> **WHAT YOU HAVE TO DO**: Will you write out the data exactly, excluding every picture?

> **AVAILABLE DATA**:
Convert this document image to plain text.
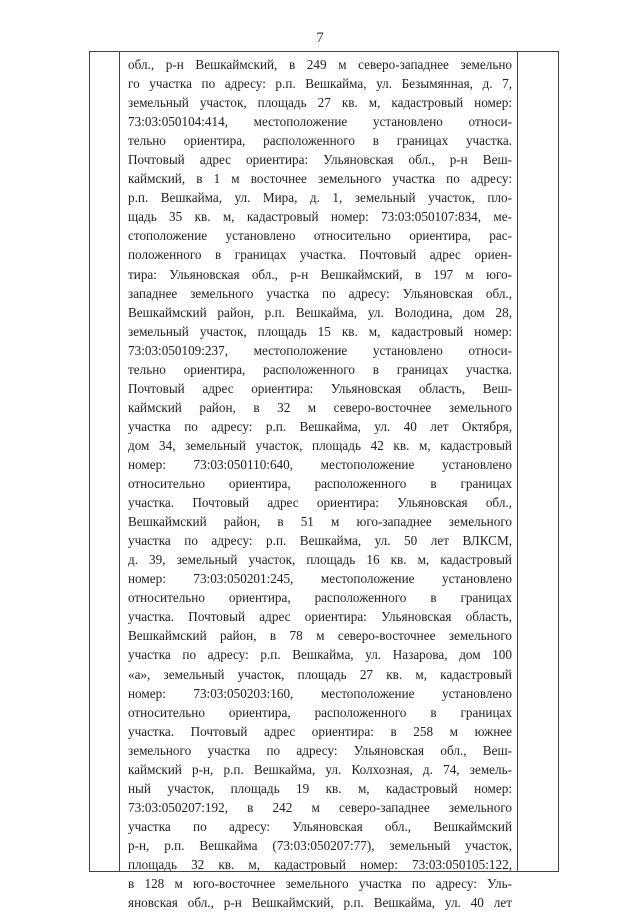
7
обл., р-н Вешкаймский, в 249 м северо-западнее земельно
го участка по адресу: р.п. Вешкайма, ул. Безымянная, д. 7,
земельный участок, площадь 27 кв. м, кадастровый номер:
73:03:050104:414, местоположение установлено относи-
тельно ориентира, расположенного в границах участка.
Почтовый адрес ориентира: Ульяновская обл., р-н Веш-
каймский, в 1 м восточнее земельного участка по адресу:
р.п. Вешкайма, ул. Мира, д. 1, земельный участок, пло-
щадь 35 кв. м, кадастровый номер: 73:03:050107:834, ме-
стоположение установлено относительно ориентира, рас-
положенного в границах участка. Почтовый адрес ориен-
тира: Ульяновская обл., р-н Вешкаймский, в 197 м юго-
западнее земельного участка по адресу: Ульяновская обл.,
Вешкаймский район, р.п. Вешкайма, ул. Володина, дом 28,
земельный участок, площадь 15 кв. м, кадастровый номер:
73:03:050109:237, местоположение установлено относи-
тельно ориентира, расположенного в границах участка.
Почтовый адрес ориентира: Ульяновская область, Веш-
каймский район, в 32 м северо-восточнее земельного
участка по адресу: р.п. Вешкайма, ул. 40 лет Октября,
дом 34, земельный участок, площадь 42 кв. м, кадастровый
номер: 73:03:050110:640, местоположение установлено
относительно ориентира, расположенного в границах
участка. Почтовый адрес ориентира: Ульяновская обл.,
Вешкаймский район, в 51 м юго-западнее земельного
участка по адресу: р.п. Вешкайма, ул. 50 лет ВЛКСМ,
д. 39, земельный участок, площадь 16 кв. м, кадастровый
номер: 73:03:050201:245, местоположение установлено
относительно ориентира, расположенного в границах
участка. Почтовый адрес ориентира: Ульяновская область,
Вешкаймский район, в 78 м северо-восточнее земельного
участка по адресу: р.п. Вешкайма, ул. Назарова, дом 100
«а», земельный участок, площадь 27 кв. м, кадастровый
номер: 73:03:050203:160, местоположение установлено
относительно ориентира, расположенного в границах
участка. Почтовый адрес ориентира: в 258 м южнее
земельного участка по адресу: Ульяновская обл., Веш-
каймский р-н, р.п. Вешкайма, ул. Колхозная, д. 74, земель-
ный участок, площадь 19 кв. м, кадастровый номер:
73:03:050207:192, в 242 м северо-западнее земельного
участка по адресу: Ульяновская обл., Вешкаймский
р-н, р.п. Вешкайма (73:03:050207:77), земельный участок,
площадь 32 кв. м, кадастровый номер: 73:03:050105:122,
в 128 м юго-восточнее земельного участка по адресу: Уль-
яновская обл., р-н Вешкаймский, р.п. Вешкайма, ул. 40 лет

> **FULL SOLUTION**:
Convert this document image to plain text.
7
обл., р-н Вешкаймский, в 249 м северо-западнее земельно
го участка по адресу: р.п. Вешкайма, ул. Безымянная, д. 7,
земельный участок, площадь 27 кв. м, кадастровый номер:
73:03:050104:414, местоположение установлено относи-
тельно ориентира, расположенного в границах участка.
Почтовый адрес ориентира: Ульяновская обл., р-н Веш-
каймский, в 1 м восточнее земельного участка по адресу:
р.п. Вешкайма, ул. Мира, д. 1, земельный участок, пло-
щадь 35 кв. м, кадастровый номер: 73:03:050107:834, ме-
стоположение установлено относительно ориентира, рас-
положенного в границах участка. Почтовый адрес ориен-
тира: Ульяновская обл., р-н Вешкаймский, в 197 м юго-
западнее земельного участка по адресу: Ульяновская обл.,
Вешкаймский район, р.п. Вешкайма, ул. Володина, дом 28,
земельный участок, площадь 15 кв. м, кадастровый номер:
73:03:050109:237, местоположение установлено относи-
тельно ориентира, расположенного в границах участка.
Почтовый адрес ориентира: Ульяновская область, Веш-
каймский район, в 32 м северо-восточнее земельного
участка по адресу: р.п. Вешкайма, ул. 40 лет Октября,
дом 34, земельный участок, площадь 42 кв. м, кадастровый
номер: 73:03:050110:640, местоположение установлено
относительно ориентира, расположенного в границах
участка. Почтовый адрес ориентира: Ульяновская обл.,
Вешкаймский район, в 51 м юго-западнее земельного
участка по адресу: р.п. Вешкайма, ул. 50 лет ВЛКСМ,
д. 39, земельный участок, площадь 16 кв. м, кадастровый
номер: 73:03:050201:245, местоположение установлено
относительно ориентира, расположенного в границах
участка. Почтовый адрес ориентира: Ульяновская область,
Вешкаймский район, в 78 м северо-восточнее земельного
участка по адресу: р.п. Вешкайма, ул. Назарова, дом 100
«а», земельный участок, площадь 27 кв. м, кадастровый
номер: 73:03:050203:160, местоположение установлено
относительно ориентира, расположенного в границах
участка. Почтовый адрес ориентира: в 258 м южнее
земельного участка по адресу: Ульяновская обл., Веш-
каймский р-н, р.п. Вешкайма, ул. Колхозная, д. 74, земель-
ный участок, площадь 19 кв. м, кадастровый номер:
73:03:050207:192, в 242 м северо-западнее земельного
участка по адресу: Ульяновская обл., Вешкаймский
р-н, р.п. Вешкайма (73:03:050207:77), земельный участок,
площадь 32 кв. м, кадастровый номер: 73:03:050105:122,
в 128 м юго-восточнее земельного участка по адресу: Уль-
яновская обл., р-н Вешкаймский, р.п. Вешкайма, ул. 40 лет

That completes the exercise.